Kutipan Teks:
=-=-=

Koperasi Desa/Kelurahan merah putih dalam operasinya tentu akan sangat bermanfaat dalam mewujudkan kemajuan dan kemandirian desa, bayangkan saja apabila unit usaha tersebut berjalan dampaknya akan sangat luar biasa, serapan tenaga kerja, harga-harga hasil pertanian, kelautan, peternakan, UMKM dan lain sebagainya akan naik, uang akan berputar di desa/kelurahan, daya beli meningkat serta ekonomi akan tumbuh dan ini adalah indikator kemajuan dan kemandirian desa dan kelurahan.
Koperasi Desa/Kelurahan merah putih juga sangat berperan dalam menyukseskan salah satu program hasil terbaik cepat yakni Makan Bergizi Gratis (MBG).

=-=-=

Bagian Data:
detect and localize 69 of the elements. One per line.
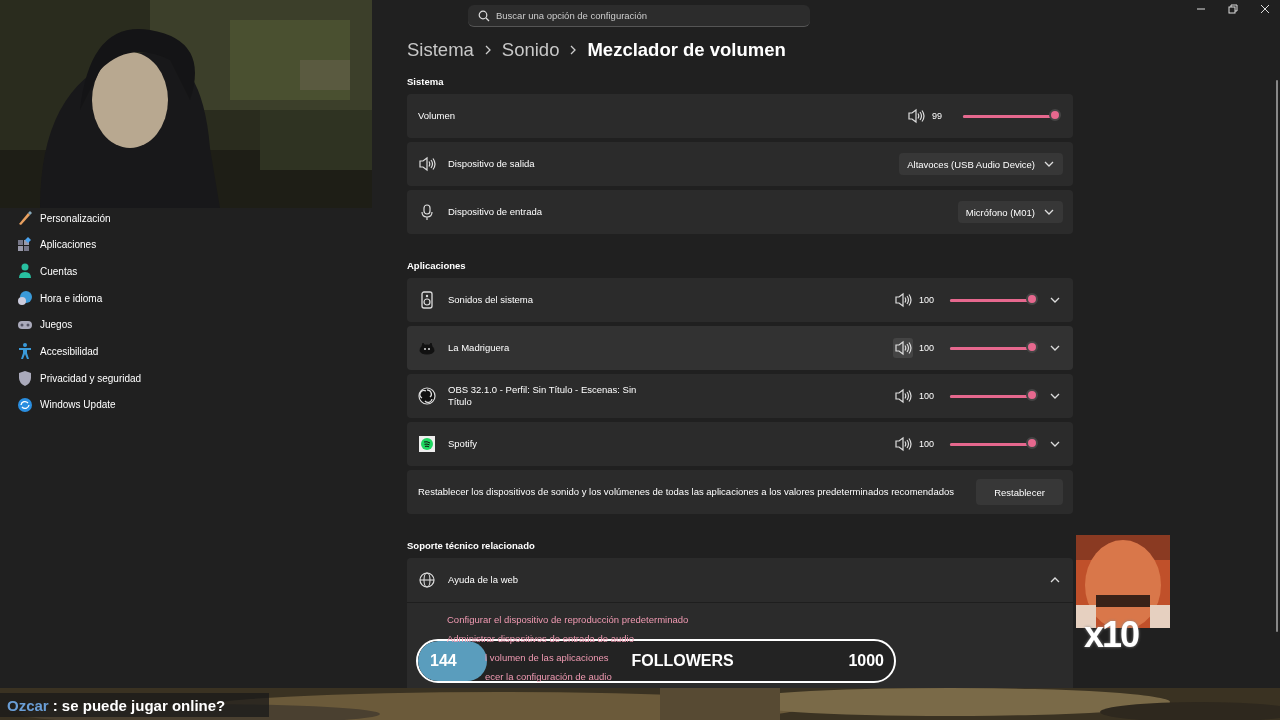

=-=-=

Daftar Tugas:
1 - Jawablah pertanyaan berikut berdasarkan teks tentang Koperasi Desa/Kelurahan merah putih.
(a) Apa yang akan berputar di desa/kelurahan apabila unit usaha koperasi tersebut berjalan?
(b) Indikator apa yang disebut ditunjukkan oleh tumbuhnya ekonomi dan dampak lainnya?
(c) Program hasil terbaik cepat apa yang turut disukseskan oleh koperasi tersebut?
2 - Lanjutkan teks tentang Koperasi Desa/Kelurahan merah putih sesudah kalimat terakhirnya.

Jawaban per Tugas:
1 -
(a) Uang.
(b) Kemajuan dan kemandirian desa dan kelurahan.
(c) Makan Bergizi Gratis (MBG).

2 -
Program ini selain harus di dukung permodalan yang jelas tentu juga harus di dukung oleh pasokan bahan pangan, seperti beras, daging, ikan, telur, susu, minyak goreng, sayuran, buah-buahan serta bahan pangan lainnya.
Seluruh bahan pangan ini bisa di peroleh dari Koperasi Desa/Kelurahan merah putih sebagai pemasoknya, selain dampak pembangunan sumber daya manusia yang tidak kalah penting dari program ini adalah pembangunan ekonomi pedesaan/kelurahan, penyerapan tenaga kerja dan pengentasan kemiskinan yang selama ini terus menghantui Indonesia.
Perputaran kegiatan ini apabila dikelola dan di awasi dengan baik serta pelibatan seluruh unsur masyarakat desa, tentu akan sangat bisa memajukan desa demi kemakmuran Indonesia.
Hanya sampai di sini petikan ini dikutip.